» Directive
From the line with "What text is on this page?" through the final line, transcribe the material below character for character; include no other lines.

+++ Excerpted records +++

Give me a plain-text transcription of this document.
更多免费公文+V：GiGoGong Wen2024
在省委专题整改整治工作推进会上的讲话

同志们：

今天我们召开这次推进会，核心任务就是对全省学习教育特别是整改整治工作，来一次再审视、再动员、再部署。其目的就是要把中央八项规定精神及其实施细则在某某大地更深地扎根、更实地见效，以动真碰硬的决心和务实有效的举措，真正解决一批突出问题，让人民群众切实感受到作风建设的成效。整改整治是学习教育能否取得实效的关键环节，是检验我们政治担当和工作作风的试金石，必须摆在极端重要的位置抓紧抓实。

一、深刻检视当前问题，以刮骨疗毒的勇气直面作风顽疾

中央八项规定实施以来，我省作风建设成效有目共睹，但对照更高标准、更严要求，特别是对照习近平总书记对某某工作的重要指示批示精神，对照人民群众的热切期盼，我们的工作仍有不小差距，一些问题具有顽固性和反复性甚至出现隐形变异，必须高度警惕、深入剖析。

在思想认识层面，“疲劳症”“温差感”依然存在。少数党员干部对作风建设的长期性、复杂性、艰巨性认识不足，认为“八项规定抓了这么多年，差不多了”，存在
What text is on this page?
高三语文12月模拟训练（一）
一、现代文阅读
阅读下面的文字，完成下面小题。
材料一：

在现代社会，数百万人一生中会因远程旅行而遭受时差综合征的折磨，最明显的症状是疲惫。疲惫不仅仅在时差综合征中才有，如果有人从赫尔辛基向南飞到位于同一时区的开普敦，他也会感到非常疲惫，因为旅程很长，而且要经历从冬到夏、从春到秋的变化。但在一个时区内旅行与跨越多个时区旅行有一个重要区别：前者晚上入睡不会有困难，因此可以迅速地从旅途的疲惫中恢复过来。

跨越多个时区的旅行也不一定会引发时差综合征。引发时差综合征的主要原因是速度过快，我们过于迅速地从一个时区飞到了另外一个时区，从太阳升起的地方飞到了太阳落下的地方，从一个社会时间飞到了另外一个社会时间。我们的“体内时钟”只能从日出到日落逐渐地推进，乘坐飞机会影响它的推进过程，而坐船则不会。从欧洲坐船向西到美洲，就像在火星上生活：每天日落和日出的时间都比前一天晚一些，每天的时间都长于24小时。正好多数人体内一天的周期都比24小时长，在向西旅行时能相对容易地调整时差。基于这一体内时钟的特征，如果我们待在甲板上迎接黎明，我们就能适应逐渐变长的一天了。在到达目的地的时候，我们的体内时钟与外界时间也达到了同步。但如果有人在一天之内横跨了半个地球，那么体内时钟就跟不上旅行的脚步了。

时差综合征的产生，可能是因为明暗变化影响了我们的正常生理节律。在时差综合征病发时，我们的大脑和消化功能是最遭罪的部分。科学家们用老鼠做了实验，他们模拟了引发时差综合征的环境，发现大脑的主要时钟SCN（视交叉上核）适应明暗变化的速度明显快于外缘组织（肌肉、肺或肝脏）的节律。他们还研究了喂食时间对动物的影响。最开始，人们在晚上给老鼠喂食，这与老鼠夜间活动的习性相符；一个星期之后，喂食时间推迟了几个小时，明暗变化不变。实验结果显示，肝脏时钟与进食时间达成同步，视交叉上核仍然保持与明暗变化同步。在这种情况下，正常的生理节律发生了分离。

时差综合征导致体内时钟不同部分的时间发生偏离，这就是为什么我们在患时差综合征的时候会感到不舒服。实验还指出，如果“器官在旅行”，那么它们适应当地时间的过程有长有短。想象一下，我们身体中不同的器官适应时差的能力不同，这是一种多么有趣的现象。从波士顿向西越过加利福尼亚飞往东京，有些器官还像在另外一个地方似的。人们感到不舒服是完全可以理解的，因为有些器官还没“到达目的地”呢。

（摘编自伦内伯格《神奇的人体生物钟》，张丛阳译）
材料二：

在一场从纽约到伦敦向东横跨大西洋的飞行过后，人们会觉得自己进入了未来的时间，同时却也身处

+++

» Solution
What text is on this page?
高三语文12月模拟训练（一）
一、现代文阅读
阅读下面的文字，完成下面小题。
材料一：

在现代社会，数百万人一生中会因远程旅行而遭受时差综合征的折磨，最明显的症状是疲惫。疲惫不仅仅在时差综合征中才有，如果有人从赫尔辛基向南飞到位于同一时区的开普敦，他也会感到非常疲惫，因为旅程很长，而且要经历从冬到夏、从春到秋的变化。但在一个时区内旅行与跨越多个时区旅行有一个重要区别：前者晚上入睡不会有困难，因此可以迅速地从旅途的疲惫中恢复过来。

跨越多个时区的旅行也不一定会引发时差综合征。引发时差综合征的主要原因是速度过快，我们过于迅速地从一个时区飞到了另外一个时区，从太阳升起的地方飞到了太阳落下的地方，从一个社会时间飞到了另外一个社会时间。我们的“体内时钟”只能从日出到日落逐渐地推进，乘坐飞机会影响它的推进过程，而坐船则不会。从欧洲坐船向西到美洲，就像在火星上生活：每天日落和日出的时间都比前一天晚一些，每天的时间都长于24小时。正好多数人体内一天的周期都比24小时长，在向西旅行时能相对容易地调整时差。基于这一体内时钟的特征，如果我们待在甲板上迎接黎明，我们就能适应逐渐变长的一天了。在到达目的地的时候，我们的体内时钟与外界时间也达到了同步。但如果有人在一天之内横跨了半个地球，那么体内时钟就跟不上旅行的脚步了。

时差综合征的产生，可能是因为明暗变化影响了我们的正常生理节律。在时差综合征病发时，我们的大脑和消化功能是最遭罪的部分。科学家们用老鼠做了实验，他们模拟了引发时差综合征的环境，发现大脑的主要时钟SCN（视交叉上核）适应明暗变化的速度明显快于外缘组织（肌肉、肺或肝脏）的节律。他们还研究了喂食时间对动物的影响。最开始，人们在晚上给老鼠喂食，这与老鼠夜间活动的习性相符；一个星期之后，喂食时间推迟了几个小时，明暗变化不变。实验结果显示，肝脏时钟与进食时间达成同步，视交叉上核仍然保持与明暗变化同步。在这种情况下，正常的生理节律发生了分离。

时差综合征导致体内时钟不同部分的时间发生偏离，这就是为什么我们在患时差综合征的时候会感到不舒服。实验还指出，如果“器官在旅行”，那么它们适应当地时间的过程有长有短。想象一下，我们身体中不同的器官适应时差的能力不同，这是一种多么有趣的现象。从波士顿向西越过加利福尼亚飞往东京，有些器官还像在另外一个地方似的。人们感到不舒服是完全可以理解的，因为有些器官还没“到达目的地”呢。

（摘编自伦内伯格《神奇的人体生物钟》，张丛阳译）
材料二：

在一场从纽约到伦敦向东横跨大西洋的飞行过后，人们会觉得自己进入了未来的时间，同时却也身处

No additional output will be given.